Collect every line in the records below that contains the word "dwadzieścia".

--- start of TASK DATA ---

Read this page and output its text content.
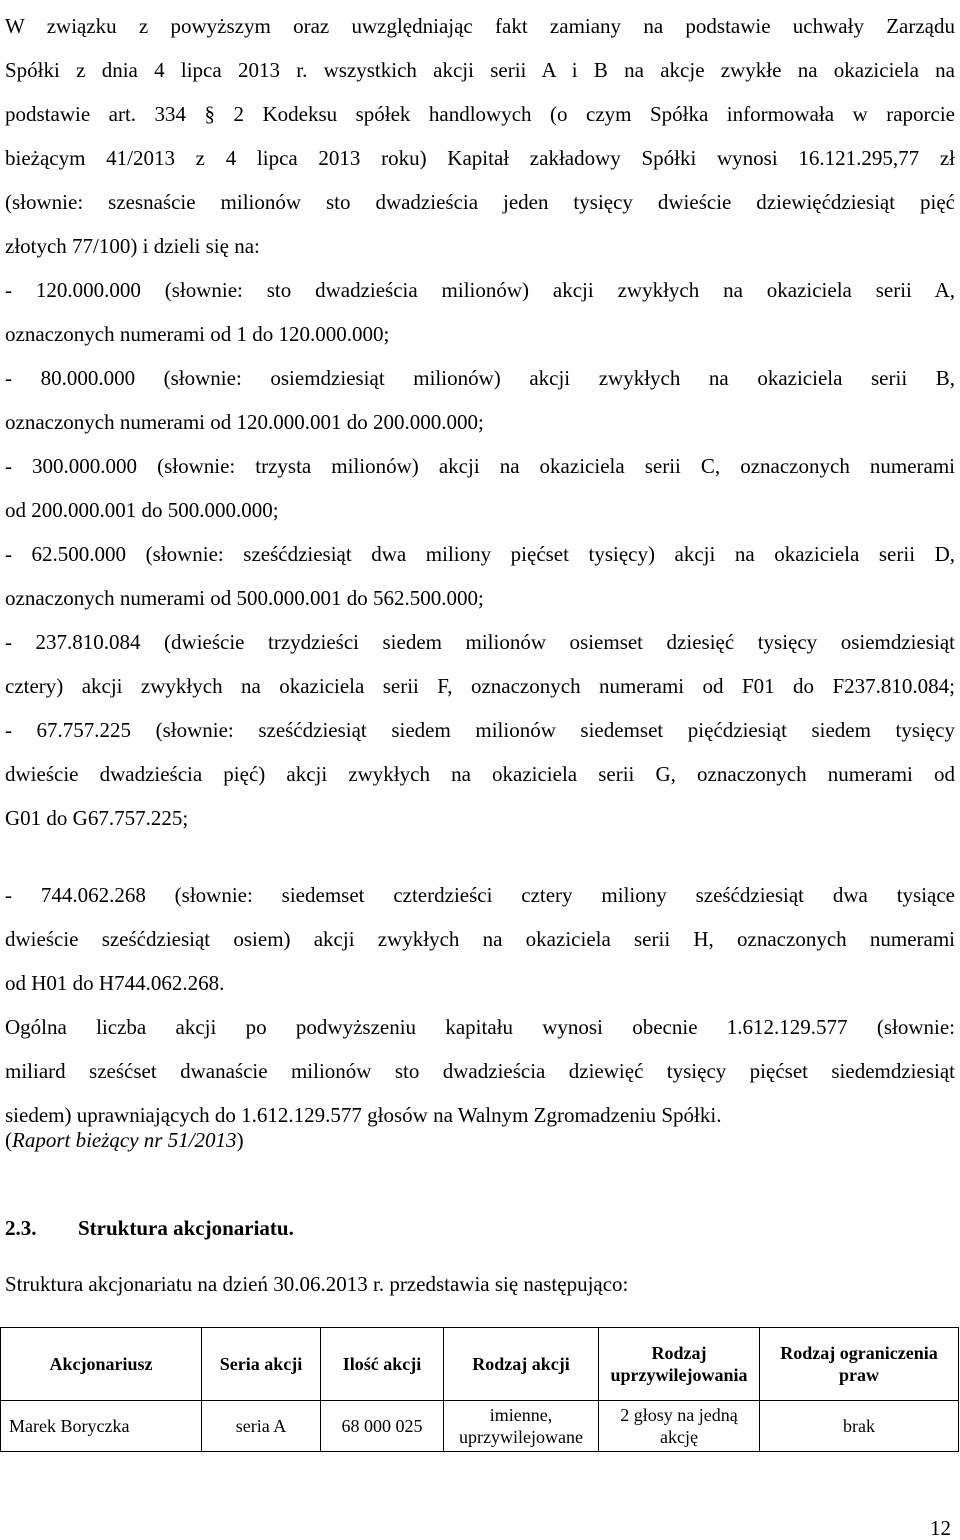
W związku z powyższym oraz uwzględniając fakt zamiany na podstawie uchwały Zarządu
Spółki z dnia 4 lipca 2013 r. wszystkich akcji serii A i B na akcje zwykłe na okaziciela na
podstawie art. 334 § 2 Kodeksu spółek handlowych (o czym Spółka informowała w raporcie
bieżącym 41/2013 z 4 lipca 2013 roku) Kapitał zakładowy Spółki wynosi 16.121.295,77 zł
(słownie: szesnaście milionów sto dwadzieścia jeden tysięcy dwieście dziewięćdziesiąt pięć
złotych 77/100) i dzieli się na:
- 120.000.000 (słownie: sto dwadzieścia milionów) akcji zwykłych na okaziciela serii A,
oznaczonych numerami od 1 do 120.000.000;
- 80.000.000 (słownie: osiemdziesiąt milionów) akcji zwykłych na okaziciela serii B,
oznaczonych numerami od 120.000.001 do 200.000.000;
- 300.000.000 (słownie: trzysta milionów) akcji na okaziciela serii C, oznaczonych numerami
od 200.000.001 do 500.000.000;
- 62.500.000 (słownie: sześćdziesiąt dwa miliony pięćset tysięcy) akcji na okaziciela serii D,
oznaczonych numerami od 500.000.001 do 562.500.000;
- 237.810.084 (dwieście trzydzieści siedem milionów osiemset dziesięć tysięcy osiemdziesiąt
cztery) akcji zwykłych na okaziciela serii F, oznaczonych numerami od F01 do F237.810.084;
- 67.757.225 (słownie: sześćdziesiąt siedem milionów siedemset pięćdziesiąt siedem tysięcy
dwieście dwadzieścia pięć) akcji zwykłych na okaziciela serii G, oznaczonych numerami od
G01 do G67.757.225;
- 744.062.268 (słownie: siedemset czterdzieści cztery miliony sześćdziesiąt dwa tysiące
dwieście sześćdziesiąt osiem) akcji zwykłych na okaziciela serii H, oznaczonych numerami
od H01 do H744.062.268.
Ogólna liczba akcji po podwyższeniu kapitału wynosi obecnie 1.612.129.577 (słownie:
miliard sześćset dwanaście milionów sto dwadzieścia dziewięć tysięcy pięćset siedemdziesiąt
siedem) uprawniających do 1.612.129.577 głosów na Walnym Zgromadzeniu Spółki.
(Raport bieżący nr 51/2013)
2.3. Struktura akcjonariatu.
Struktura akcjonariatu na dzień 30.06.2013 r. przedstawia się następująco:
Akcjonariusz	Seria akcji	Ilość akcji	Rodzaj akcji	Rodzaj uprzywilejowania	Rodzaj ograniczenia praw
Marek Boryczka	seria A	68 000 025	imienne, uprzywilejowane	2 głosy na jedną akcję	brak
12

--- end of TASK DATA ---
--- start of TASK DATA ---

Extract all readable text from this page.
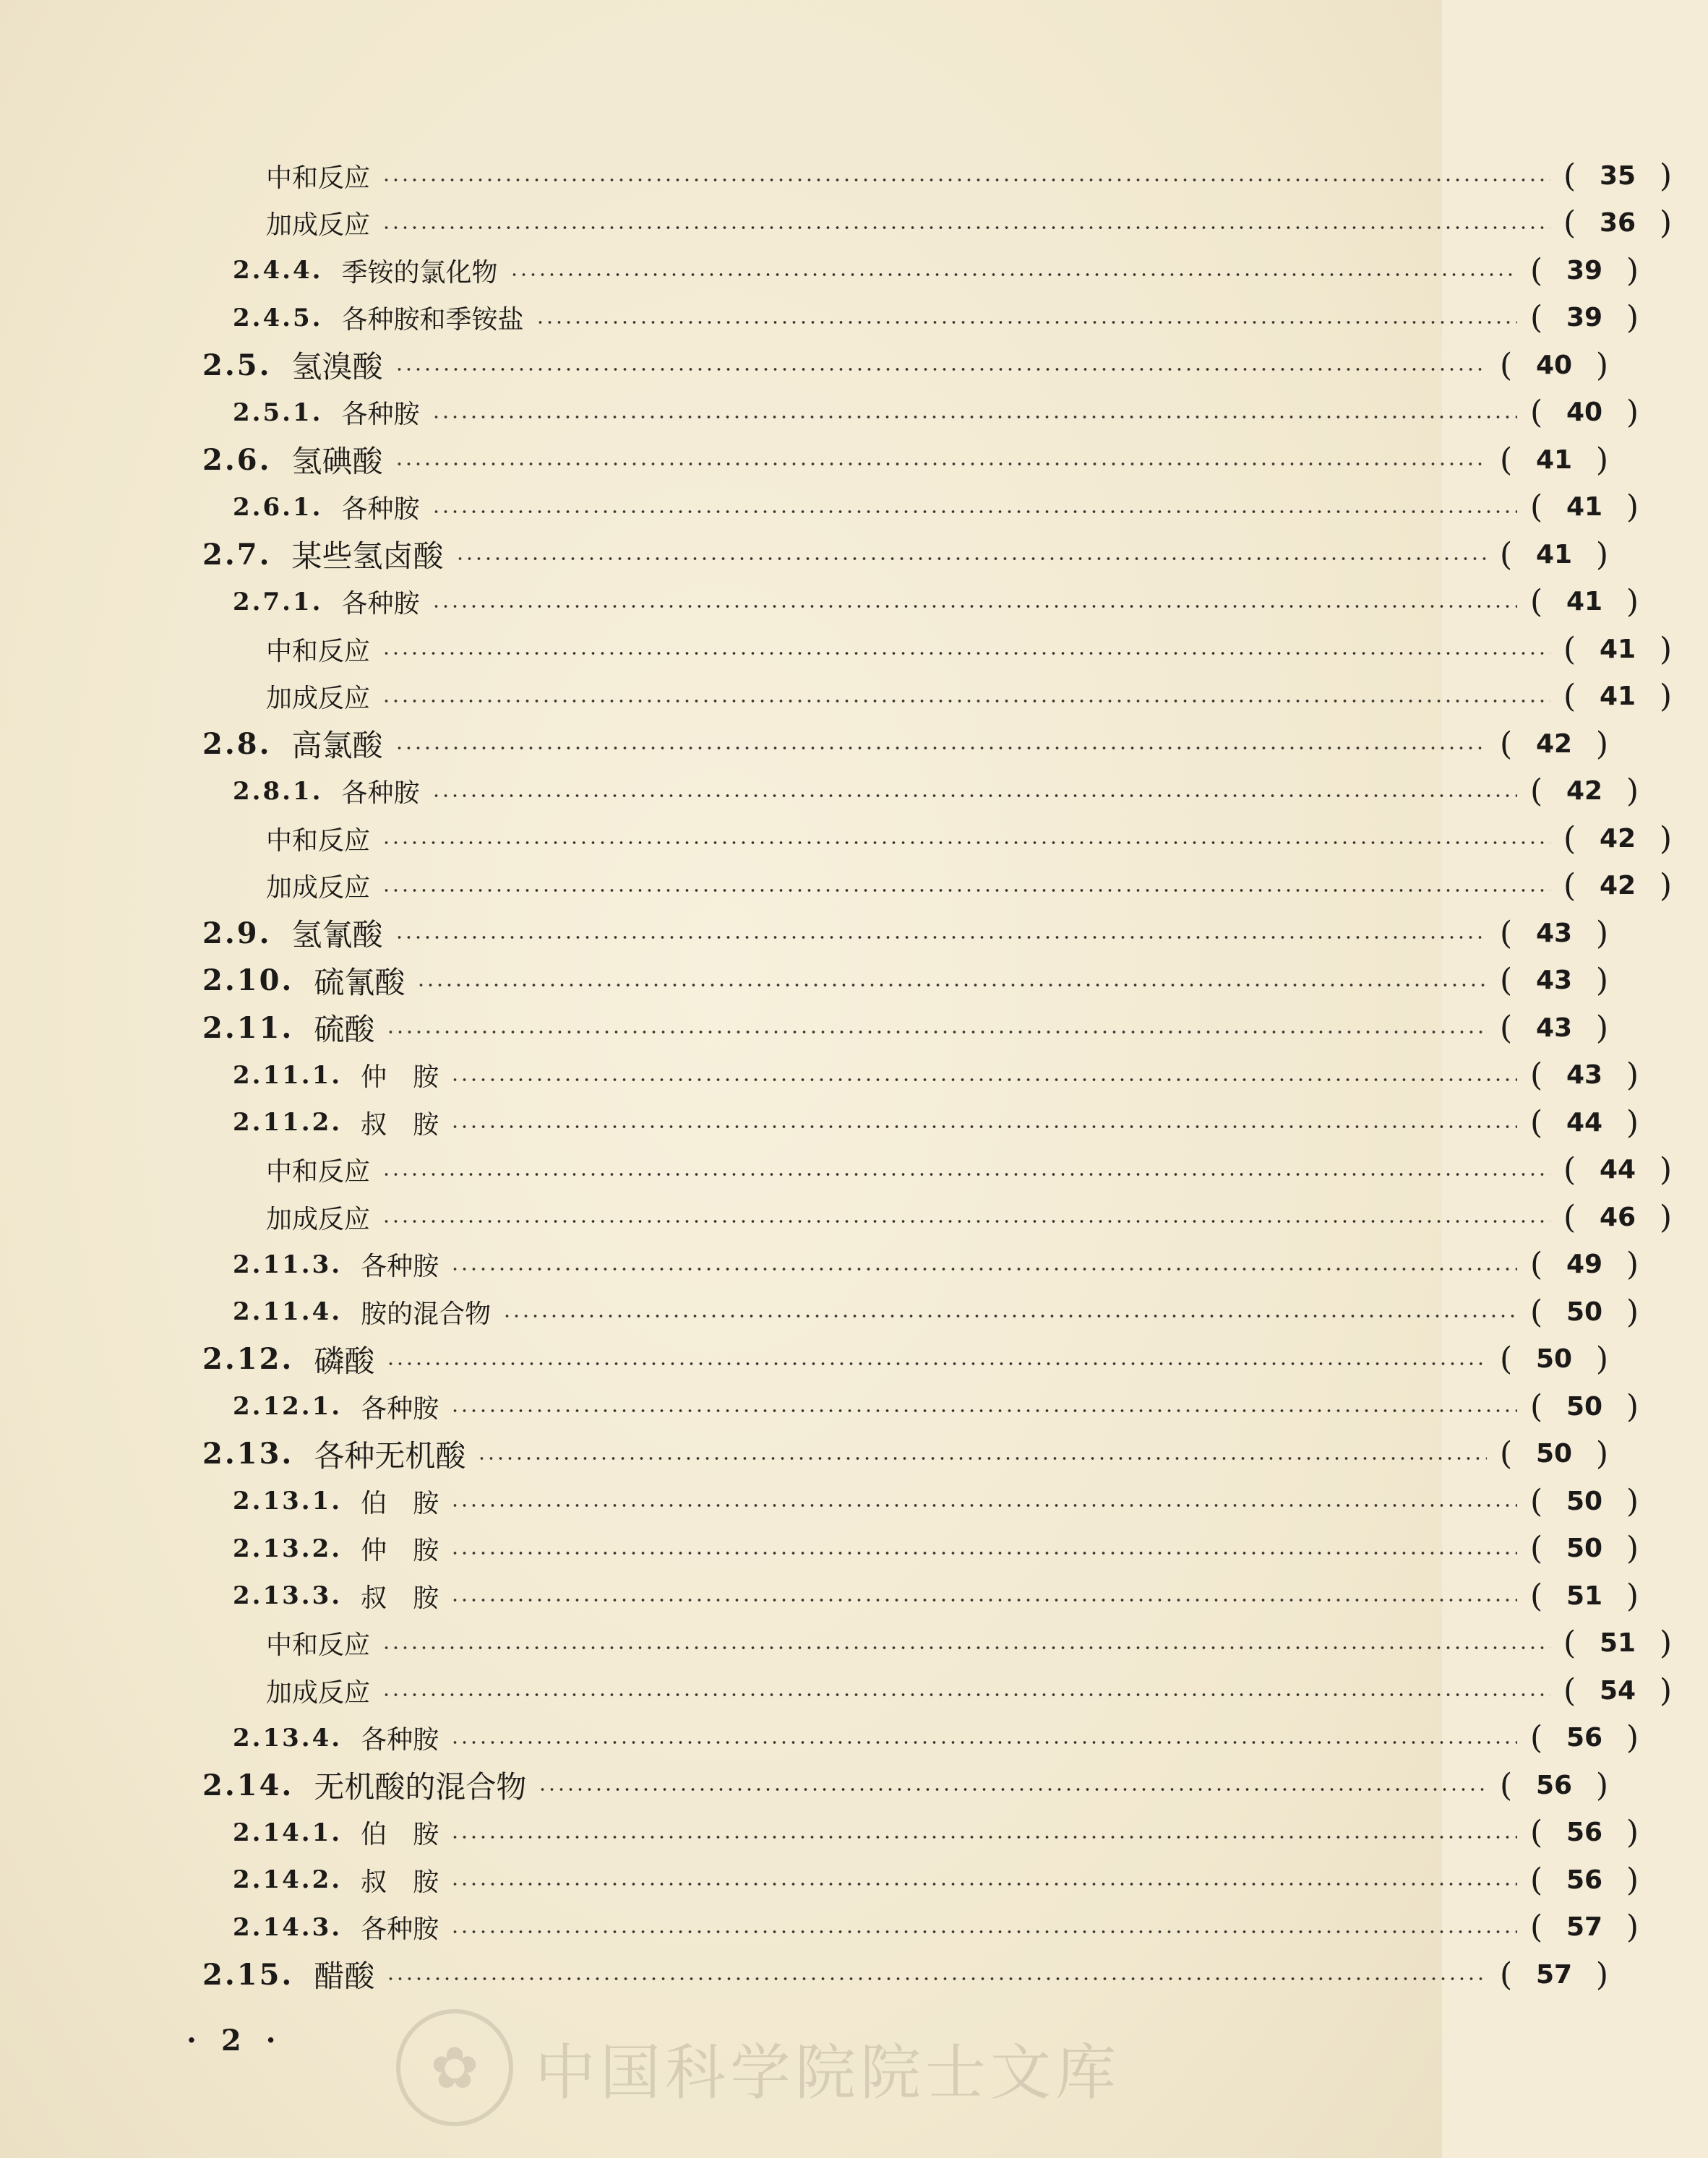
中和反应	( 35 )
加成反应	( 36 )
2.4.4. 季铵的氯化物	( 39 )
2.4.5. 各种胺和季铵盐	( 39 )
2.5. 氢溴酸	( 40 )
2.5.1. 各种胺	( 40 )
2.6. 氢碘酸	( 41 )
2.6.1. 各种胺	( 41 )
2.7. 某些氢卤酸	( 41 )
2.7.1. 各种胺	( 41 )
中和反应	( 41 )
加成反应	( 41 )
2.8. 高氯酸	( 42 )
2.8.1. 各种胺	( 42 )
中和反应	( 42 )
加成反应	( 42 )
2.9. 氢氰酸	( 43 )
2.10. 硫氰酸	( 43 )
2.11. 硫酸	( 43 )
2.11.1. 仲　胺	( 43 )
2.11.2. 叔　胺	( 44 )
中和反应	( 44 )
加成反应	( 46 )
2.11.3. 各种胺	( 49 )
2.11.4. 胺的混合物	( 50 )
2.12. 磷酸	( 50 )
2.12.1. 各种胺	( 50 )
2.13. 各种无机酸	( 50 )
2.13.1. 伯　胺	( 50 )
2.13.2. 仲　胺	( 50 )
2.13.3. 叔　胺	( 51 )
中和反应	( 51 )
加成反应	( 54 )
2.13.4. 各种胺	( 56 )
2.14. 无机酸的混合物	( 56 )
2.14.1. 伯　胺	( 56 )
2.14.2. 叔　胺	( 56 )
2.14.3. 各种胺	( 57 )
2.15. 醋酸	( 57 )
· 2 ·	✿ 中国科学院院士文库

--- end of TASK DATA ---

EXPECTED ANSWER:
(słownie: szesnaście milionów sto dwadzieścia jeden tysięcy dwieście dziewięćdziesiąt pięć
- 120.000.000 (słownie: sto dwadzieścia milionów) akcji zwykłych na okaziciela serii A,
dwieście dwadzieścia pięć) akcji zwykłych na okaziciela serii G, oznaczonych numerami od
miliard sześćset dwanaście milionów sto dwadzieścia dziewięć tysięcy pięćset siedemdziesiąt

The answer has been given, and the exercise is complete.